[BEGIN The input]

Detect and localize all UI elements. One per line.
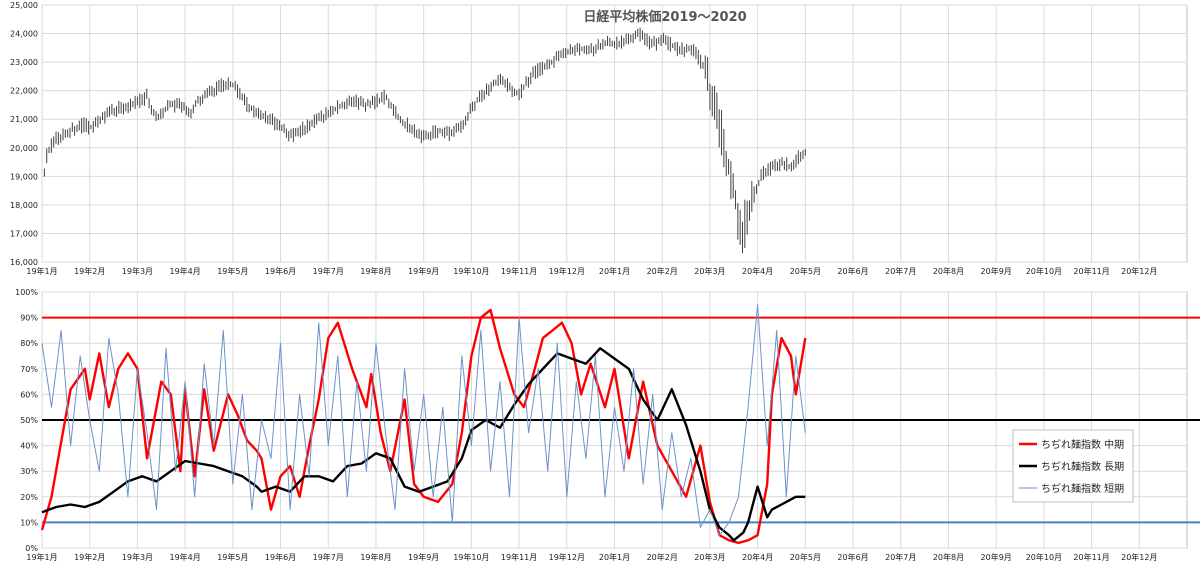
index-x-tick-label: 19年3月 bbox=[122, 552, 153, 562]
index-y-tick-label: 50% bbox=[20, 416, 38, 425]
stock-y-tick-label: 17,000 bbox=[10, 229, 38, 238]
index-x-tick-label: 19年7月 bbox=[313, 552, 344, 562]
stock-x-tick-label: 19年10月 bbox=[453, 266, 489, 276]
index-x-tick-label: 19年10月 bbox=[453, 552, 489, 562]
stock-x-tick-label: 20年11月 bbox=[1073, 266, 1109, 276]
index-x-tick-label: 20年9月 bbox=[981, 552, 1012, 562]
stock-x-tick-label: 20年1月 bbox=[599, 266, 630, 276]
index-x-tick-label: 20年8月 bbox=[933, 552, 964, 562]
legend-label: ちぢれ麺指数 長期 bbox=[1041, 460, 1124, 473]
index-y-tick-label: 100% bbox=[15, 288, 38, 297]
index-y-tick-label: 60% bbox=[20, 390, 38, 399]
stock-x-axis-ticks: 19年1月 19年2月 19年3月 19年4月 19年5月 19年6月 19年7月 19年8月… bbox=[26, 266, 1157, 276]
index-x-tick-label: 20年4月 bbox=[742, 552, 773, 562]
index-y-tick-label: 20% bbox=[20, 493, 38, 502]
stock-x-tick-label: 19年5月 bbox=[217, 266, 248, 276]
index-x-tick-label: 20年10月 bbox=[1026, 552, 1062, 562]
legend-label: ちぢれ麺指数 短期 bbox=[1041, 482, 1124, 495]
index-y-tick-label: 10% bbox=[20, 518, 38, 527]
index-y-tick-label: 40% bbox=[20, 442, 38, 451]
stock-y-tick-label: 21,000 bbox=[10, 115, 38, 124]
stock-x-tick-label: 19年1月 bbox=[26, 266, 57, 276]
series-line bbox=[41, 347, 806, 542]
index-x-tick-label: 19年6月 bbox=[265, 552, 296, 562]
index-x-tick-label: 19年9月 bbox=[408, 552, 439, 562]
stock-y-tick-label: 20,000 bbox=[10, 144, 38, 153]
index-x-tick-label: 20年11月 bbox=[1073, 552, 1109, 562]
stock-x-tick-label: 19年8月 bbox=[360, 266, 391, 276]
index-x-axis-ticks: 19年1月 19年2月 19年3月 19年4月 19年5月 19年6月 19年7月 19年8月… bbox=[26, 552, 1157, 562]
stock-x-tick-label: 20年8月 bbox=[933, 266, 964, 276]
index-x-tick-label: 19年12月 bbox=[549, 552, 585, 562]
stock-x-tick-label: 19年7月 bbox=[313, 266, 344, 276]
stock-y-tick-label: 24,000 bbox=[10, 30, 38, 39]
stock-y-tick-label: 19,000 bbox=[10, 172, 38, 181]
stock-x-tick-label: 19年12月 bbox=[549, 266, 585, 276]
index-x-tick-label: 19年8月 bbox=[360, 552, 391, 562]
stock-x-tick-label: 19年3月 bbox=[122, 266, 153, 276]
noodle-index-chart: 0%10%20%30%40%50%60%70%80%90%100% 19年1月 1… bbox=[15, 288, 1200, 562]
index-reference-lines bbox=[42, 316, 1200, 524]
index-x-tick-label: 19年1月 bbox=[26, 552, 57, 562]
stock-x-tick-label: 20年10月 bbox=[1026, 266, 1062, 276]
index-x-tick-label: 20年2月 bbox=[647, 552, 678, 562]
stock-y-tick-label: 22,000 bbox=[10, 87, 38, 96]
stock-y-tick-label: 25,000 bbox=[10, 1, 38, 10]
index-series-lines bbox=[40, 304, 807, 545]
index-y-tick-label: 80% bbox=[20, 339, 38, 348]
stock-y-tick-label: 23,000 bbox=[10, 58, 38, 67]
stock-x-tick-label: 20年6月 bbox=[837, 266, 868, 276]
index-x-tick-label: 19年5月 bbox=[217, 552, 248, 562]
stock-y-tick-label: 16,000 bbox=[10, 258, 38, 267]
stock-candles bbox=[43, 27, 806, 254]
index-y-tick-label: 90% bbox=[20, 314, 38, 323]
stock-x-tick-label: 19年2月 bbox=[74, 266, 105, 276]
index-y-tick-label: 70% bbox=[20, 365, 38, 374]
legend-label: ちぢれ麺指数 中期 bbox=[1041, 438, 1124, 451]
index-y-axis-ticks: 0% 10% 20% 30% 40% 50% 60% 70% 80% 90% 100% bbox=[15, 288, 38, 553]
stock-x-tick-label: 20年7月 bbox=[885, 266, 916, 276]
index-x-tick-label: 20年12月 bbox=[1121, 552, 1157, 562]
stock-price-chart: 16,000 17,000 18,000 19,000 20,000 21,000 22,0… bbox=[10, 1, 1188, 276]
stock-x-tick-label: 19年4月 bbox=[169, 266, 200, 276]
index-x-tick-label: 19年11月 bbox=[501, 552, 537, 562]
stock-y-axis-ticks: 16,000 17,000 18,000 19,000 20,000 21,000 22,0… bbox=[10, 1, 38, 267]
index-y-tick-label: 30% bbox=[20, 467, 38, 476]
index-x-tick-label: 20年5月 bbox=[790, 552, 821, 562]
stock-x-tick-label: 20年5月 bbox=[790, 266, 821, 276]
stock-x-tick-label: 20年9月 bbox=[981, 266, 1012, 276]
stock-x-tick-label: 20年12月 bbox=[1121, 266, 1157, 276]
index-x-tick-label: 20年6月 bbox=[837, 552, 868, 562]
index-x-tick-label: 20年7月 bbox=[885, 552, 916, 562]
index-x-tick-label: 20年1月 bbox=[599, 552, 630, 562]
stock-y-tick-label: 18,000 bbox=[10, 201, 38, 210]
stock-x-tick-label: 19年9月 bbox=[408, 266, 439, 276]
stock-x-tick-label: 19年11月 bbox=[501, 266, 537, 276]
series-line bbox=[41, 304, 806, 536]
stock-x-tick-label: 19年6月 bbox=[265, 266, 296, 276]
index-y-tick-label: 0% bbox=[25, 544, 38, 553]
stock-chart-title: 日経平均株価2019～2020 bbox=[583, 9, 746, 25]
index-x-tick-label: 19年4月 bbox=[169, 552, 200, 562]
series-line bbox=[40, 308, 807, 545]
index-x-tick-label: 19年2月 bbox=[74, 552, 105, 562]
stock-x-tick-label: 20年4月 bbox=[742, 266, 773, 276]
stock-x-tick-label: 20年3月 bbox=[694, 266, 725, 276]
stock-x-tick-label: 20年2月 bbox=[647, 266, 678, 276]
index-x-tick-label: 20年3月 bbox=[694, 552, 725, 562]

[END The input]

* [Problem to work on] Render every line of the items above as a Markdown table with the columns "Row" and "Entry," numbering the rows and skipping blank lines. Omit the pictures.

* [Result of this exercise]
| Row | Entry |
|---|---|
| 1 | Detect and localize all UI elements. One per line. |
| 2 | index-x-tick-label: 19年3月 bbox=[122, 552, 153, 562] |
| 3 | index-y-tick-label: 50% bbox=[20, 416, 38, 425] |
| 4 | stock-y-tick-label: 17,000 bbox=[10, 229, 38, 238] |
| 5 | index-x-tick-label: 19年7月 bbox=[313, 552, 344, 562] |
| 6 | stock-x-tick-label: 19年10月 bbox=[453, 266, 489, 276] |
| 7 | index-x-tick-label: 19年10月 bbox=[453, 552, 489, 562] |
| 8 | stock-x-tick-label: 20年11月 bbox=[1073, 266, 1109, 276] |
| 9 | index-x-tick-label: 20年9月 bbox=[981, 552, 1012, 562] |
| 10 | stock-x-tick-label: 20年1月 bbox=[599, 266, 630, 276] |
| 11 | index-x-tick-label: 20年8月 bbox=[933, 552, 964, 562] |
| 12 | legend-label: ちぢれ麺指数 長期 bbox=[1041, 460, 1124, 473] |
| 13 | index-y-tick-label: 100% bbox=[15, 288, 38, 297] |
| 14 | index-y-tick-label: 60% bbox=[20, 390, 38, 399] |
| 15 | stock-x-axis-ticks: 19年1月 19年2月 19年3月 19年4月 19年5月 19年6月 19年7月 19年8月… bbox=[26, 266, 1157, 276] |
| 16 | index-x-tick-label: 20年4月 bbox=[742, 552, 773, 562] |
| 17 | index-y-tick-label: 20% bbox=[20, 493, 38, 502] |
| 18 | stock-x-tick-label: 19年5月 bbox=[217, 266, 248, 276] |
| 19 | index-x-tick-label: 20年10月 bbox=[1026, 552, 1062, 562] |
| 20 | legend-label: ちぢれ麺指数 短期 bbox=[1041, 482, 1124, 495] |
| 21 | index-y-tick-label: 10% bbox=[20, 518, 38, 527] |
| 22 | index-y-tick-label: 40% bbox=[20, 442, 38, 451] |
| 23 | stock-y-tick-label: 21,000 bbox=[10, 115, 38, 124] |
| 24 | stock-x-tick-label: 19年1月 bbox=[26, 266, 57, 276] |
| 25 | series-line bbox=[41, 347, 806, 542] |
| 26 | index-x-tick-label: 19年6月 bbox=[265, 552, 296, 562] |
| 27 | index-x-tick-label: 19年9月 bbox=[408, 552, 439, 562] |
| 28 | stock-y-tick-label: 20,000 bbox=[10, 144, 38, 153] |
| 29 | index-x-tick-label: 20年11月 bbox=[1073, 552, 1109, 562] |
| 30 | stock-x-tick-label: 19年8月 bbox=[360, 266, 391, 276] |
| 31 | index-x-axis-ticks: 19年1月 19年2月 19年3月 19年4月 19年5月 19年6月 19年7月 19年8月… bbox=[26, 552, 1157, 562] |
| 32 | stock-x-tick-label: 20年8月 bbox=[933, 266, 964, 276] |
| 33 | index-x-tick-label: 19年12月 bbox=[549, 552, 585, 562] |
| 34 | stock-x-tick-label: 19年7月 bbox=[313, 266, 344, 276] |
| 35 | stock-y-tick-label: 24,000 bbox=[10, 30, 38, 39] |
| 36 | stock-y-tick-label: 19,000 bbox=[10, 172, 38, 181] |
| 37 | stock-x-tick-label: 19年12月 bbox=[549, 266, 585, 276] |
| 38 | index-x-tick-label: 19年8月 bbox=[360, 552, 391, 562] |
| 39 | stock-x-tick-label: 19年3月 bbox=[122, 266, 153, 276] |
| 40 | noodle-index-chart: 0%10%20%30%40%50%60%70%80%90%100% 19年1月 1… bbox=[15, 288, 1200, 562] |
| 41 | index-reference-lines bbox=[42, 316, 1200, 524] |
| 42 | index-x-tick-label: 19年1月 bbox=[26, 552, 57, 562] |
| 43 | stock-x-tick-label: 20年10月 bbox=[1026, 266, 1062, 276] |
| 44 | index-x-tick-label: 20年2月 bbox=[647, 552, 678, 562] |
| 45 | stock-y-tick-label: 22,000 bbox=[10, 87, 38, 96] |
| 46 | stock-y-tick-label: 25,000 bbox=[10, 1, 38, 10] |
| 47 | index-series-lines bbox=[40, 304, 807, 545] |
| 48 | index-y-tick-label: 80% bbox=[20, 339, 38, 348] |
| 49 | stock-y-tick-label: 23,000 bbox=[10, 58, 38, 67] |
| 50 | stock-x-tick-label: 20年6月 bbox=[837, 266, 868, 276] |
| 51 | index-x-tick-label: 19年5月 bbox=[217, 552, 248, 562] |
| 52 | stock-y-tick-label: 16,000 bbox=[10, 258, 38, 267] |
| 53 | stock-candles bbox=[43, 27, 806, 254] |
| 54 | index-y-tick-label: 90% bbox=[20, 314, 38, 323] |
| 55 | stock-x-tick-label: 19年2月 bbox=[74, 266, 105, 276] |
| 56 | index-y-tick-label: 70% bbox=[20, 365, 38, 374] |
| 57 | legend-label: ちぢれ麺指数 中期 bbox=[1041, 438, 1124, 451] |
| 58 | index-y-axis-ticks: 0% 10% 20% 30% 40% 50% 60% 70% 80% 90% 100% bbox=[15, 288, 38, 553] |
| 59 | stock-x-tick-label: 20年7月 bbox=[885, 266, 916, 276] |
| 60 | index-x-tick-label: 20年12月 bbox=[1121, 552, 1157, 562] |
| 61 | stock-price-chart: 16,000 17,000 18,000 19,000 20,000 21,000 22,0… bbox=[10, 1, 1188, 276] |
| 62 | stock-x-tick-label: 19年4月 bbox=[169, 266, 200, 276] |
| 63 | index-x-tick-label: 19年11月 bbox=[501, 552, 537, 562] |
| 64 | stock-y-axis-ticks: 16,000 17,000 18,000 19,000 20,000 21,000 22,0… bbox=[10, 1, 38, 267] |
| 65 | index-y-tick-label: 30% bbox=[20, 467, 38, 476] |
| 66 | index-x-tick-label: 20年5月 bbox=[790, 552, 821, 562] |
| 67 | stock-x-tick-label: 20年5月 bbox=[790, 266, 821, 276] |
| 68 | stock-x-tick-label: 20年9月 bbox=[981, 266, 1012, 276] |
| 69 | stock-x-tick-label: 20年12月 bbox=[1121, 266, 1157, 276] |
| 70 | index-x-tick-label: 20年6月 bbox=[837, 552, 868, 562] |
| 71 | index-x-tick-label: 20年7月 bbox=[885, 552, 916, 562] |
| 72 | index-x-tick-label: 20年1月 bbox=[599, 552, 630, 562] |
| 73 | stock-y-tick-label: 18,000 bbox=[10, 201, 38, 210] |
| 74 | stock-x-tick-label: 19年9月 bbox=[408, 266, 439, 276] |
| 75 | stock-x-tick-label: 19年11月 bbox=[501, 266, 537, 276] |
| 76 | series-line bbox=[41, 304, 806, 536] |
| 77 | stock-x-tick-label: 19年6月 bbox=[265, 266, 296, 276] |
| 78 | index-y-tick-label: 0% bbox=[25, 544, 38, 553] |
| 79 | stock-chart-title: 日経平均株価2019～2020 bbox=[583, 9, 746, 25] |
| 80 | index-x-tick-label: 19年4月 bbox=[169, 552, 200, 562] |
| 81 | series-line bbox=[40, 308, 807, 545] |
| 82 | index-x-tick-label: 19年2月 bbox=[74, 552, 105, 562] |
| 83 | stock-x-tick-label: 20年4月 bbox=[742, 266, 773, 276] |
| 84 | stock-x-tick-label: 20年3月 bbox=[694, 266, 725, 276] |
| 85 | stock-x-tick-label: 20年2月 bbox=[647, 266, 678, 276] |
| 86 | index-x-tick-label: 20年3月 bbox=[694, 552, 725, 562] |